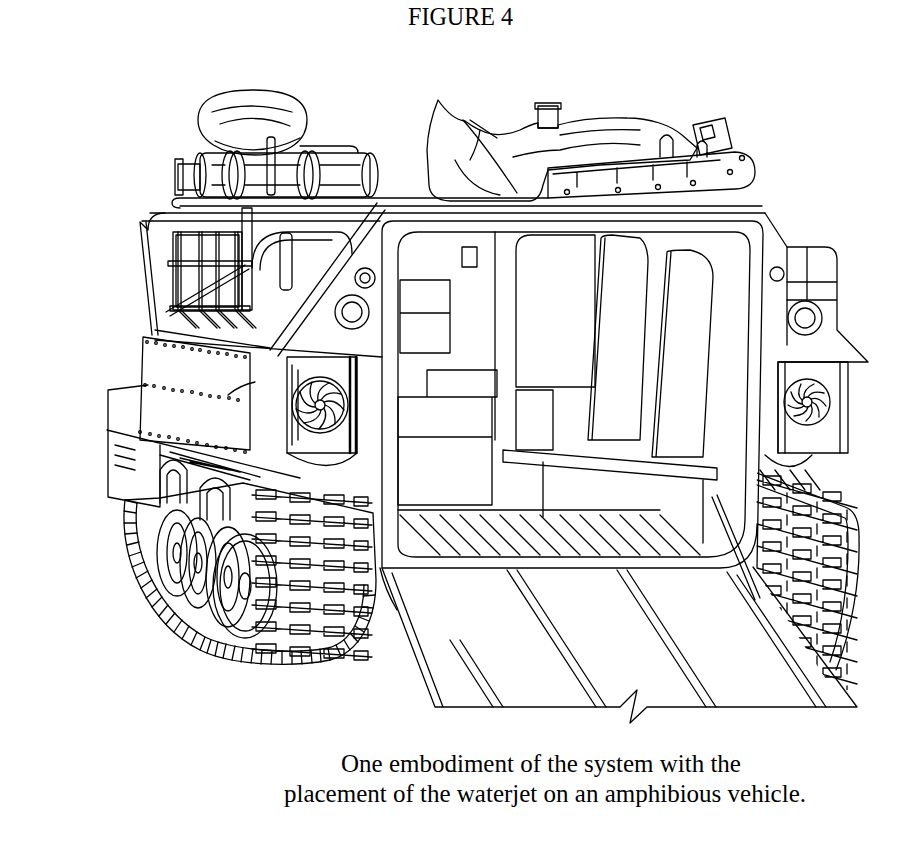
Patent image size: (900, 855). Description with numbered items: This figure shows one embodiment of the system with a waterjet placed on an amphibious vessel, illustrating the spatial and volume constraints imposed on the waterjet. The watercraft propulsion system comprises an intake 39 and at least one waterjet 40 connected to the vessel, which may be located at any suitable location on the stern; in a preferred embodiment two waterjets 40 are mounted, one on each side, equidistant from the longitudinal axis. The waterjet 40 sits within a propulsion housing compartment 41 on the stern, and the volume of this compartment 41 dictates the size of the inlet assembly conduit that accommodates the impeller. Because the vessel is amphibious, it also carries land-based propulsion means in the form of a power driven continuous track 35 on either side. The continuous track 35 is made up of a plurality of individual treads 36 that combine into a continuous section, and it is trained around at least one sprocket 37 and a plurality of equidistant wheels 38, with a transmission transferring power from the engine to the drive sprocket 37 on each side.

The continuous track 35 is at (132, 563).
The treads 36 is at (380, 575).
The sprocket 37 is at (200, 643).
The wheels 38 is at (143, 590).
The intake 39 is at (130, 437).
The waterjet 40 is at (360, 458).
The propulsion housing compartment 41 is at (228, 412).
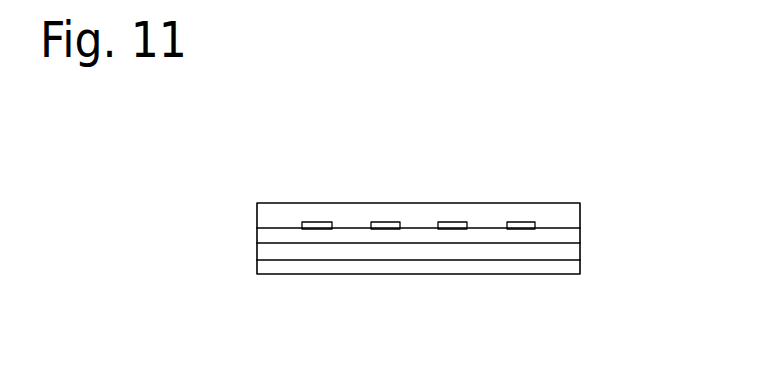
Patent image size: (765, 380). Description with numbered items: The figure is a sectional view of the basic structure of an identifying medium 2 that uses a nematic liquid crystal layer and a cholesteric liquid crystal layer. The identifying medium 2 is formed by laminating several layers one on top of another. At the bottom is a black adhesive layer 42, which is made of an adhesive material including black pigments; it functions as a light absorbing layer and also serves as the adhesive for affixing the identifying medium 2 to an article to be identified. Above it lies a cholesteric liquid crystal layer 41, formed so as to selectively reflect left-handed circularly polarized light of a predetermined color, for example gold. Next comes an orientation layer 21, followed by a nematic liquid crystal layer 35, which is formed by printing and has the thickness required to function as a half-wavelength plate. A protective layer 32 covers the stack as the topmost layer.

The identifying medium 2 is at (602, 178).
The orientation layer 21 is at (553, 237).
The protective layer 32 is at (272, 212).
The nematic liquid crystal layer 35 is at (313, 223).
The cholesteric liquid crystal layer 41 is at (570, 253).
The black adhesive layer 42 is at (573, 263).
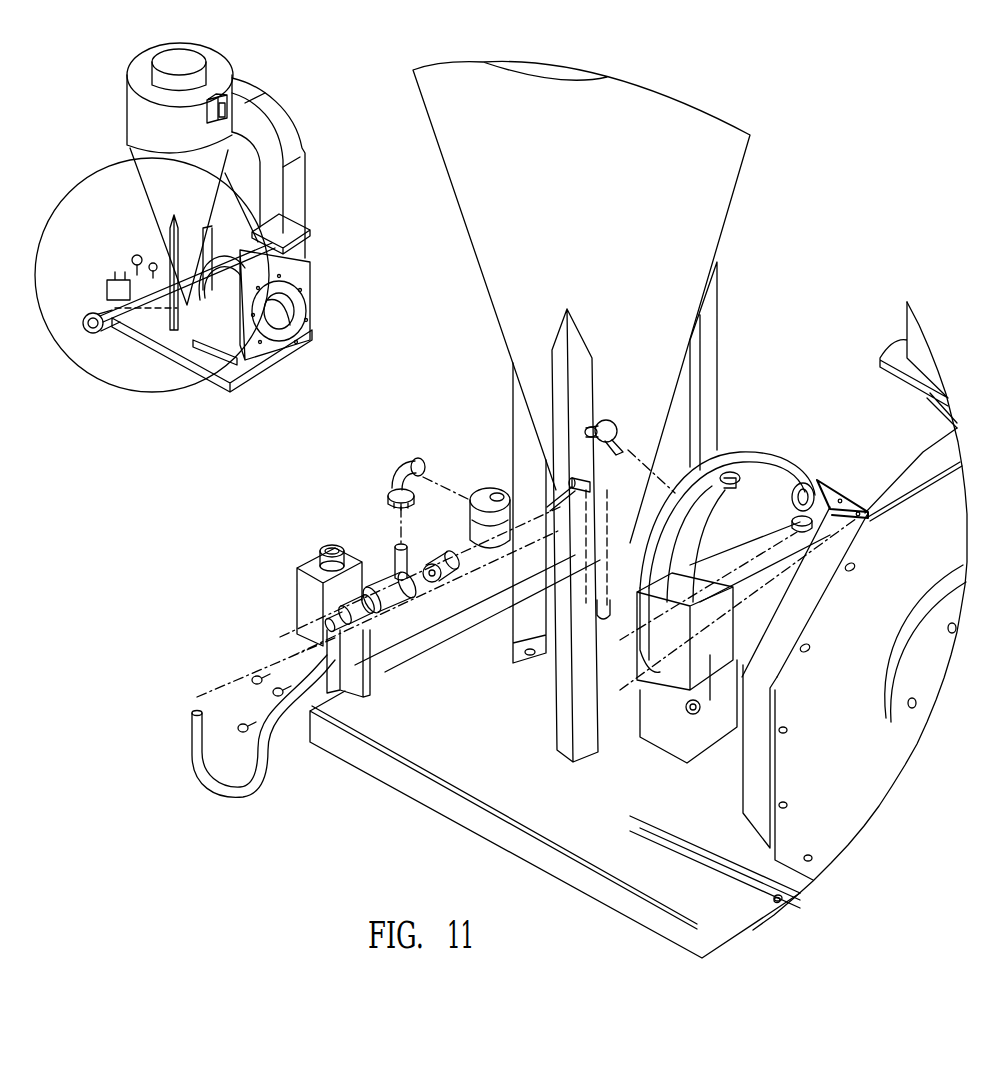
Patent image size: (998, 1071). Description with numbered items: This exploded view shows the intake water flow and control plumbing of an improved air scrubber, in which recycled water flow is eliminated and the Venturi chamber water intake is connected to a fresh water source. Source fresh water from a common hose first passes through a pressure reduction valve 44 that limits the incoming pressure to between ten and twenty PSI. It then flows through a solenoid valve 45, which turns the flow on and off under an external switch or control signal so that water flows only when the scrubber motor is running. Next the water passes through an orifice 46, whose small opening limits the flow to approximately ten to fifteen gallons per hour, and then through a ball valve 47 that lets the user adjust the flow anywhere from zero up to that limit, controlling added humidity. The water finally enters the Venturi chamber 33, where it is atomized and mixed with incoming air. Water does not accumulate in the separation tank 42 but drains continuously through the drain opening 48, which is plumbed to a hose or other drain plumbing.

The Venturi chamber 33 is at (760, 757).
The separation tank 42 is at (207, 136).
The pressure reduction valve 44 is at (330, 620).
The solenoid valve 45 is at (480, 487).
The orifice 46 is at (566, 472).
The ball valve 47 is at (620, 410).
The drain opening 48 is at (592, 620).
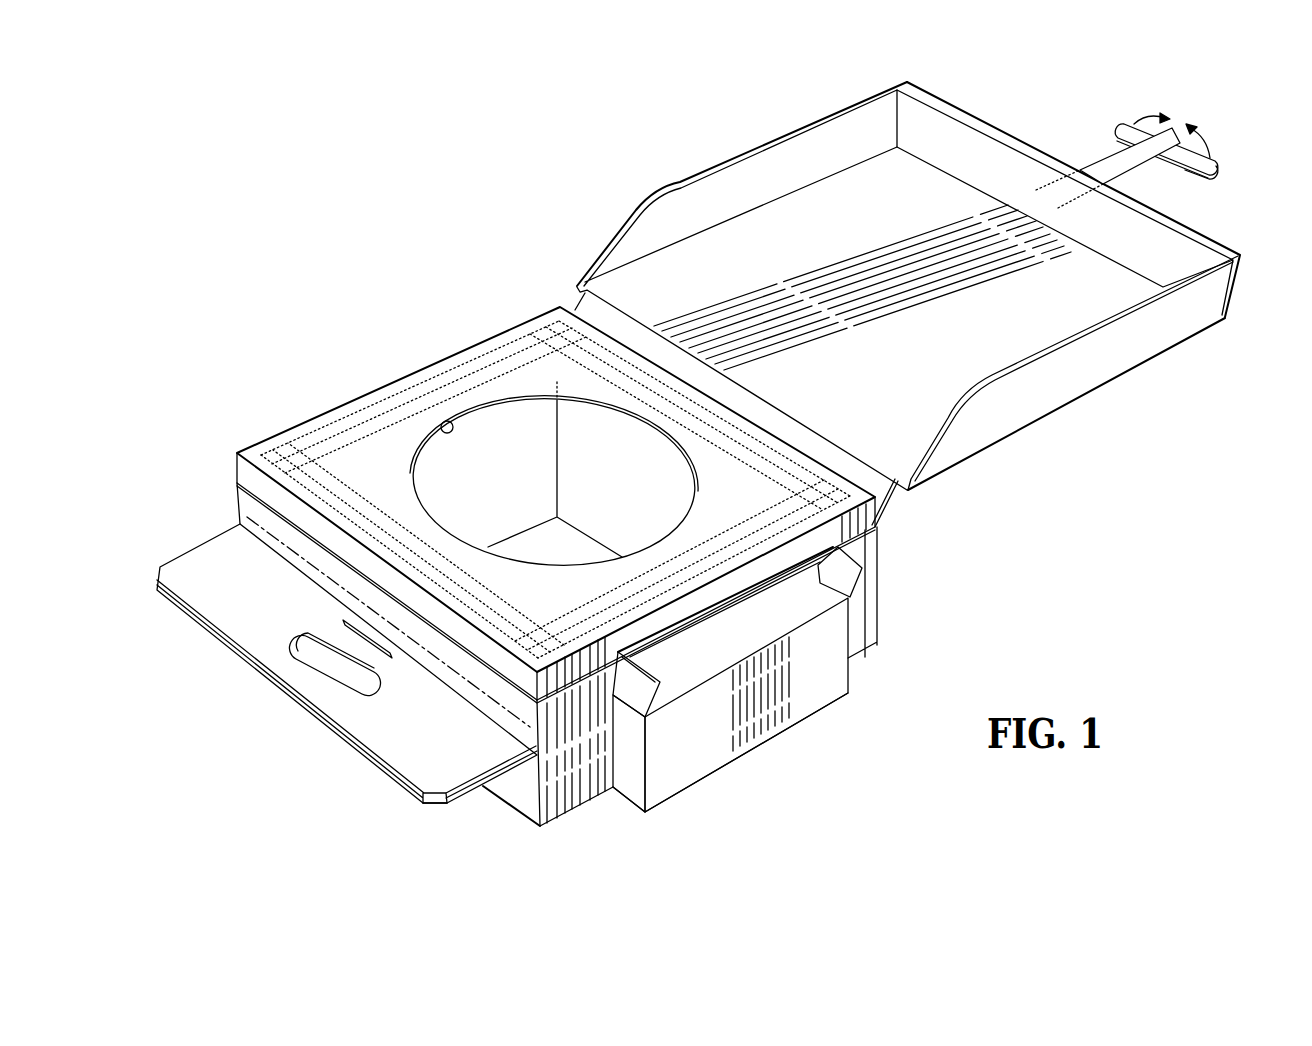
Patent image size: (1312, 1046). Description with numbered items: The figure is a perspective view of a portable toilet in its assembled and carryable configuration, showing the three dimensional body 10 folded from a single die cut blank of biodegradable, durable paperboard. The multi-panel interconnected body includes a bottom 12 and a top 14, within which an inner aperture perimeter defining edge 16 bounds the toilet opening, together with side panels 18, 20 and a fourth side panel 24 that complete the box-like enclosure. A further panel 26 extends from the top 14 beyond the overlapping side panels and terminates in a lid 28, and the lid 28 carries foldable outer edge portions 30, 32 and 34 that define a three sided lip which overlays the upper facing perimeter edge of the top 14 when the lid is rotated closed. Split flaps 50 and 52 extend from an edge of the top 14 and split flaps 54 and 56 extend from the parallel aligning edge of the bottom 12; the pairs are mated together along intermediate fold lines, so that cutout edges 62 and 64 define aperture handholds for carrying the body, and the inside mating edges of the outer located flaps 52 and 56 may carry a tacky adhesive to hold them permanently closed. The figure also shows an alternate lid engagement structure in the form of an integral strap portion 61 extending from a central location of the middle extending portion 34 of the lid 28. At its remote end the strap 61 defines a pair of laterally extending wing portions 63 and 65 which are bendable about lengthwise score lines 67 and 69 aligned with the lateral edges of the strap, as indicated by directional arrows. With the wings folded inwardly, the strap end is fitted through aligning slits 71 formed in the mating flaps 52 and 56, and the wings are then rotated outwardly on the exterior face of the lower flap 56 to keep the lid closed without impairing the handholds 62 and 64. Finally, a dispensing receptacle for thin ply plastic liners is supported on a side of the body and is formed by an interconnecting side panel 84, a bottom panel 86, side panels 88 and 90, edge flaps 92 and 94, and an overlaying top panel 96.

The body 10 is at (461, 236).
The bottom 12 is at (578, 808).
The top 14 is at (512, 393).
The inner aperture perimeter defining edge 16 is at (446, 426).
The side panel 18 is at (502, 505).
The side panel 20 is at (863, 615).
The fourth side panel 24 is at (647, 498).
The panel 26 is at (883, 490).
The lid 28 is at (897, 378).
The foldable outer edge portion 30 is at (1078, 368).
The foldable outer edge portion 32 is at (752, 172).
The middle extending portion 34 is at (927, 127).
The split flap 50 is at (250, 522).
The split flap 52 is at (207, 557).
The split flap 54 is at (507, 803).
The split flap 56 is at (472, 799).
The strap portion 61 is at (1140, 178).
The cutout edge 62 is at (290, 627).
The wing portion 63 is at (1125, 124).
The cutout edge 64 is at (330, 657).
The wing portion 65 is at (1212, 162).
The score line 67 is at (1113, 137).
The score line 69 is at (1177, 145).
The slit 71 is at (343, 620).
The side panel 84 is at (713, 743).
The bottom panel 86 is at (630, 802).
The side panel 88 is at (640, 771).
The side panel 90 is at (847, 680).
The edge flap 92 is at (643, 698).
The edge flap 94 is at (852, 583).
The top panel 96 is at (725, 609).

__What the exercise asks__: Copy every line of the records above without any change, leaving out the pictures.

__Output for this exercise__:
Patent image size: (900, 855). Description with numbered items: This figure shows one embodiment of the system with a waterjet placed on an amphibious vessel, illustrating the spatial and volume constraints imposed on the waterjet. The watercraft propulsion system comprises an intake 39 and at least one waterjet 40 connected to the vessel, which may be located at any suitable location on the stern; in a preferred embodiment two waterjets 40 are mounted, one on each side, equidistant from the longitudinal axis. The waterjet 40 sits within a propulsion housing compartment 41 on the stern, and the volume of this compartment 41 dictates the size of the inlet assembly conduit that accommodates the impeller. Because the vessel is amphibious, it also carries land-based propulsion means in the form of a power driven continuous track 35 on either side. The continuous track 35 is made up of a plurality of individual treads 36 that combine into a continuous section, and it is trained around at least one sprocket 37 and a plurality of equidistant wheels 38, with a transmission transferring power from the engine to the drive sprocket 37 on each side.

The continuous track 35 is at (132, 563).
The treads 36 is at (380, 575).
The sprocket 37 is at (200, 643).
The wheels 38 is at (143, 590).
The intake 39 is at (130, 437).
The waterjet 40 is at (360, 458).
The propulsion housing compartment 41 is at (228, 412).
Patent image size: (765, 380). Description with numbered items: The figure is a sectional view of the basic structure of an identifying medium 2 that uses a nematic liquid crystal layer and a cholesteric liquid crystal layer. The identifying medium 2 is formed by laminating several layers one on top of another. At the bottom is a black adhesive layer 42, which is made of an adhesive material including black pigments; it functions as a light absorbing layer and also serves as the adhesive for affixing the identifying medium 2 to an article to be identified. Above it lies a cholesteric liquid crystal layer 41, formed so as to selectively reflect left-handed circularly polarized light of a predetermined color, for example gold. Next comes an orientation layer 21, followed by a nematic liquid crystal layer 35, which is formed by printing and has the thickness required to function as a half-wavelength plate. A protective layer 32 covers the stack as the topmost layer.

The identifying medium 2 is at (602, 178).
The orientation layer 21 is at (553, 237).
The protective layer 32 is at (272, 212).
The nematic liquid crystal layer 35 is at (313, 223).
The cholesteric liquid crystal layer 41 is at (570, 253).
The black adhesive layer 42 is at (573, 263).
Patent image size: (998, 1071). Description with numbered items: This exploded view shows the intake water flow and control plumbing of an improved air scrubber, in which recycled water flow is eliminated and the Venturi chamber water intake is connected to a fresh water source. Source fresh water from a common hose first passes through a pressure reduction valve 44 that limits the incoming pressure to between ten and twenty PSI. It then flows through a solenoid valve 45, which turns the flow on and off under an external switch or control signal so that water flows only when the scrubber motor is running. Next the water passes through an orifice 46, whose small opening limits the flow to approximately ten to fifteen gallons per hour, and then through a ball valve 47 that lets the user adjust the flow anywhere from zero up to that limit, controlling added humidity. The water finally enters the Venturi chamber 33, where it is atomized and mixed with incoming air. Water does not accumulate in the separation tank 42 but drains continuously through the drain opening 48, which is plumbed to a hose or other drain plumbing.

The Venturi chamber 33 is at (760, 757).
The separation tank 42 is at (207, 136).
The pressure reduction valve 44 is at (330, 620).
The solenoid valve 45 is at (480, 487).
The orifice 46 is at (566, 472).
The ball valve 47 is at (620, 410).
The drain opening 48 is at (592, 620).
Patent image size: (1312, 1046). Description with numbered items: The figure is a perspective view of a portable toilet in its assembled and carryable configuration, showing the three dimensional body 10 folded from a single die cut blank of biodegradable, durable paperboard. The multi-panel interconnected body includes a bottom 12 and a top 14, within which an inner aperture perimeter defining edge 16 bounds the toilet opening, together with side panels 18, 20 and a fourth side panel 24 that complete the box-like enclosure. A further panel 26 extends from the top 14 beyond the overlapping side panels and terminates in a lid 28, and the lid 28 carries foldable outer edge portions 30, 32 and 34 that define a three sided lip which overlays the upper facing perimeter edge of the top 14 when the lid is rotated closed. Split flaps 50 and 52 extend from an edge of the top 14 and split flaps 54 and 56 extend from the parallel aligning edge of the bottom 12; the pairs are mated together along intermediate fold lines, so that cutout edges 62 and 64 define aperture handholds for carrying the body, and the inside mating edges of the outer located flaps 52 and 56 may carry a tacky adhesive to hold them permanently closed. The figure also shows an alternate lid engagement structure in the form of an integral strap portion 61 extending from a central location of the middle extending portion 34 of the lid 28. At its remote end the strap 61 defines a pair of laterally extending wing portions 63 and 65 which are bendable about lengthwise score lines 67 and 69 aligned with the lateral edges of the strap, as indicated by directional arrows. With the wings folded inwardly, the strap end is fitted through aligning slits 71 formed in the mating flaps 52 and 56, and the wings are then rotated outwardly on the exterior face of the lower flap 56 to keep the lid closed without impairing the handholds 62 and 64. Finally, a dispensing receptacle for thin ply plastic liners is supported on a side of the body and is formed by an interconnecting side panel 84, a bottom panel 86, side panels 88 and 90, edge flaps 92 and 94, and an overlaying top panel 96.

The body 10 is at (461, 236).
The bottom 12 is at (578, 808).
The top 14 is at (512, 393).
The inner aperture perimeter defining edge 16 is at (446, 426).
The side panel 18 is at (502, 505).
The side panel 20 is at (863, 615).
The fourth side panel 24 is at (647, 498).
The panel 26 is at (883, 490).
The lid 28 is at (897, 378).
The foldable outer edge portion 30 is at (1078, 368).
The foldable outer edge portion 32 is at (752, 172).
The middle extending portion 34 is at (927, 127).
The split flap 50 is at (250, 522).
The split flap 52 is at (207, 557).
The split flap 54 is at (507, 803).
The split flap 56 is at (472, 799).
The strap portion 61 is at (1140, 178).
The cutout edge 62 is at (290, 627).
The wing portion 63 is at (1125, 124).
The cutout edge 64 is at (330, 657).
The wing portion 65 is at (1212, 162).
The score line 67 is at (1113, 137).
The score line 69 is at (1177, 145).
The slit 71 is at (343, 620).
The side panel 84 is at (713, 743).
The bottom panel 86 is at (630, 802).
The side panel 88 is at (640, 771).
The side panel 90 is at (847, 680).
The edge flap 92 is at (643, 698).
The edge flap 94 is at (852, 583).
The top panel 96 is at (725, 609).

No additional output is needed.